Transcribe all of the material exactly.

* [MATERIAL FOR THIS TASK]
★ ★ ★
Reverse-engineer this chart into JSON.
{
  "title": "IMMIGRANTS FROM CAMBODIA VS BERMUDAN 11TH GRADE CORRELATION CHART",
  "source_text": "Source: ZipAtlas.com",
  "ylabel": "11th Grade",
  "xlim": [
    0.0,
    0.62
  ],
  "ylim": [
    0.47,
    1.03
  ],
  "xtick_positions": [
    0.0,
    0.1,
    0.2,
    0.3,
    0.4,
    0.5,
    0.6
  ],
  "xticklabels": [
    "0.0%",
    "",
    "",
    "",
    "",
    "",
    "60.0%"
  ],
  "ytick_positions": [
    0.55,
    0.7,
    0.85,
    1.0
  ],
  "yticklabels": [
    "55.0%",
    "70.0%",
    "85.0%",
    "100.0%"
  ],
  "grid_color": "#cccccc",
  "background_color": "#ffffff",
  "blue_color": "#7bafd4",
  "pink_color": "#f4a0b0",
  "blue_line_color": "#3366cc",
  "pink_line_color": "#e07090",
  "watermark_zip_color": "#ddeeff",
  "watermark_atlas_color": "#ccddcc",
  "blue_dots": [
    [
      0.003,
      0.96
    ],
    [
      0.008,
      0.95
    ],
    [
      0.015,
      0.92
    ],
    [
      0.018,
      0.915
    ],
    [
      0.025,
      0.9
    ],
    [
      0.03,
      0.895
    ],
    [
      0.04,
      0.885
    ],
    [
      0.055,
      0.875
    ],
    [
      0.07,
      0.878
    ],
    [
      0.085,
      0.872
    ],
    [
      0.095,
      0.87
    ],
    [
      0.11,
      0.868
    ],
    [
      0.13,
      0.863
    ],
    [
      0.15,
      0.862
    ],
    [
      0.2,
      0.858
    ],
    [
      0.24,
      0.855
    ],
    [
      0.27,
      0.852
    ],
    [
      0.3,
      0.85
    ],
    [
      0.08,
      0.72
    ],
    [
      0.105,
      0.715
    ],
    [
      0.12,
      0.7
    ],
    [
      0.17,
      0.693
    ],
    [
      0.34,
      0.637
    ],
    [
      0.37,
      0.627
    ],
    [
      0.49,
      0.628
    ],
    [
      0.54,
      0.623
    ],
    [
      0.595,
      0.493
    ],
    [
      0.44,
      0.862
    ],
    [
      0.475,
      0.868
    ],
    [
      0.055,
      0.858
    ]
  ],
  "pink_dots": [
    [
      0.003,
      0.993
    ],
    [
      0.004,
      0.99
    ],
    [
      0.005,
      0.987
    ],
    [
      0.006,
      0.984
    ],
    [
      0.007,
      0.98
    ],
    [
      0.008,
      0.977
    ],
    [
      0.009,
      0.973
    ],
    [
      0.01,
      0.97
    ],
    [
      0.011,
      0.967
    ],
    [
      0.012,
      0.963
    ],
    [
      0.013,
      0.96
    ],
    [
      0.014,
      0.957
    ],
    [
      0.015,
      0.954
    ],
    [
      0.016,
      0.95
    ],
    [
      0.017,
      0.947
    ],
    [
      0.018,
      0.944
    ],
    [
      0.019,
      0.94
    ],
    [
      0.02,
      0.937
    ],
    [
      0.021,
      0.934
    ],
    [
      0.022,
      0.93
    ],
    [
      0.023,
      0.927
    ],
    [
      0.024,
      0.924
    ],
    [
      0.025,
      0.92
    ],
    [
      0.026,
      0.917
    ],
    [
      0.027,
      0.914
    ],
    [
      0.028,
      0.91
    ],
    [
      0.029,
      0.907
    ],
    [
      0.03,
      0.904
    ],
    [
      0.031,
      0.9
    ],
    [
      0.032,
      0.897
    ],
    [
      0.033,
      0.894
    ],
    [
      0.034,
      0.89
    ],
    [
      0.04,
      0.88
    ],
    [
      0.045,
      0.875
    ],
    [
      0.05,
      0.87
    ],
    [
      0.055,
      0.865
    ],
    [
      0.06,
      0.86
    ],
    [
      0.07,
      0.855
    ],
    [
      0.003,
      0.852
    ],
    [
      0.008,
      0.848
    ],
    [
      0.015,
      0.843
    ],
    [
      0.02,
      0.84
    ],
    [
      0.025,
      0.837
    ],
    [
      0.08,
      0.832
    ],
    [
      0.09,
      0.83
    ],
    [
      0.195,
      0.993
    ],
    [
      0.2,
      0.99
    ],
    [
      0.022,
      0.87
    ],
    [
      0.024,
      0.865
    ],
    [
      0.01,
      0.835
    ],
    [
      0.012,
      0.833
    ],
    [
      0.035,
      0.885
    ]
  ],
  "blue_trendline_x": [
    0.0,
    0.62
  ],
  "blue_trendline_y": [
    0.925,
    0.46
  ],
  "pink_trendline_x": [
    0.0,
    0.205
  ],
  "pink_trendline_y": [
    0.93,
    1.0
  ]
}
★ ★ ★
* [RESULT]
Reverse-engineer this chart into JSON.
{
  "title": "IMMIGRANTS FROM CAMBODIA VS BERMUDAN 11TH GRADE CORRELATION CHART",
  "source_text": "Source: ZipAtlas.com",
  "ylabel": "11th Grade",
  "xlim": [
    0.0,
    0.62
  ],
  "ylim": [
    0.47,
    1.03
  ],
  "xtick_positions": [
    0.0,
    0.1,
    0.2,
    0.3,
    0.4,
    0.5,
    0.6
  ],
  "xticklabels": [
    "0.0%",
    "",
    "",
    "",
    "",
    "",
    "60.0%"
  ],
  "ytick_positions": [
    0.55,
    0.7,
    0.85,
    1.0
  ],
  "yticklabels": [
    "55.0%",
    "70.0%",
    "85.0%",
    "100.0%"
  ],
  "grid_color": "#cccccc",
  "background_color": "#ffffff",
  "blue_color": "#7bafd4",
  "pink_color": "#f4a0b0",
  "blue_line_color": "#3366cc",
  "pink_line_color": "#e07090",
  "watermark_zip_color": "#ddeeff",
  "watermark_atlas_color": "#ccddcc",
  "blue_dots": [
    [
      0.003,
      0.96
    ],
    [
      0.008,
      0.95
    ],
    [
      0.015,
      0.92
    ],
    [
      0.018,
      0.915
    ],
    [
      0.025,
      0.9
    ],
    [
      0.03,
      0.895
    ],
    [
      0.04,
      0.885
    ],
    [
      0.055,
      0.875
    ],
    [
      0.07,
      0.878
    ],
    [
      0.085,
      0.872
    ],
    [
      0.095,
      0.87
    ],
    [
      0.11,
      0.868
    ],
    [
      0.13,
      0.863
    ],
    [
      0.15,
      0.862
    ],
    [
      0.2,
      0.858
    ],
    [
      0.24,
      0.855
    ],
    [
      0.27,
      0.852
    ],
    [
      0.3,
      0.85
    ],
    [
      0.08,
      0.72
    ],
    [
      0.105,
      0.715
    ],
    [
      0.12,
      0.7
    ],
    [
      0.17,
      0.693
    ],
    [
      0.34,
      0.637
    ],
    [
      0.37,
      0.627
    ],
    [
      0.49,
      0.628
    ],
    [
      0.54,
      0.623
    ],
    [
      0.595,
      0.493
    ],
    [
      0.44,
      0.862
    ],
    [
      0.475,
      0.868
    ],
    [
      0.055,
      0.858
    ]
  ],
  "pink_dots": [
    [
      0.003,
      0.993
    ],
    [
      0.004,
      0.99
    ],
    [
      0.005,
      0.987
    ],
    [
      0.006,
      0.984
    ],
    [
      0.007,
      0.98
    ],
    [
      0.008,
      0.977
    ],
    [
      0.009,
      0.973
    ],
    [
      0.01,
      0.97
    ],
    [
      0.011,
      0.967
    ],
    [
      0.012,
      0.963
    ],
    [
      0.013,
      0.96
    ],
    [
      0.014,
      0.957
    ],
    [
      0.015,
      0.954
    ],
    [
      0.016,
      0.95
    ],
    [
      0.017,
      0.947
    ],
    [
      0.018,
      0.944
    ],
    [
      0.019,
      0.94
    ],
    [
      0.02,
      0.937
    ],
    [
      0.021,
      0.934
    ],
    [
      0.022,
      0.93
    ],
    [
      0.023,
      0.927
    ],
    [
      0.024,
      0.924
    ],
    [
      0.025,
      0.92
    ],
    [
      0.026,
      0.917
    ],
    [
      0.027,
      0.914
    ],
    [
      0.028,
      0.91
    ],
    [
      0.029,
      0.907
    ],
    [
      0.03,
      0.904
    ],
    [
      0.031,
      0.9
    ],
    [
      0.032,
      0.897
    ],
    [
      0.033,
      0.894
    ],
    [
      0.034,
      0.89
    ],
    [
      0.04,
      0.88
    ],
    [
      0.045,
      0.875
    ],
    [
      0.05,
      0.87
    ],
    [
      0.055,
      0.865
    ],
    [
      0.06,
      0.86
    ],
    [
      0.07,
      0.855
    ],
    [
      0.003,
      0.852
    ],
    [
      0.008,
      0.848
    ],
    [
      0.015,
      0.843
    ],
    [
      0.02,
      0.84
    ],
    [
      0.025,
      0.837
    ],
    [
      0.08,
      0.832
    ],
    [
      0.09,
      0.83
    ],
    [
      0.195,
      0.993
    ],
    [
      0.2,
      0.99
    ],
    [
      0.022,
      0.87
    ],
    [
      0.024,
      0.865
    ],
    [
      0.01,
      0.835
    ],
    [
      0.012,
      0.833
    ],
    [
      0.035,
      0.885
    ]
  ],
  "blue_trendline_x": [
    0.0,
    0.62
  ],
  "blue_trendline_y": [
    0.925,
    0.46
  ],
  "pink_trendline_x": [
    0.0,
    0.205
  ],
  "pink_trendline_y": [
    0.93,
    1.0
  ]
}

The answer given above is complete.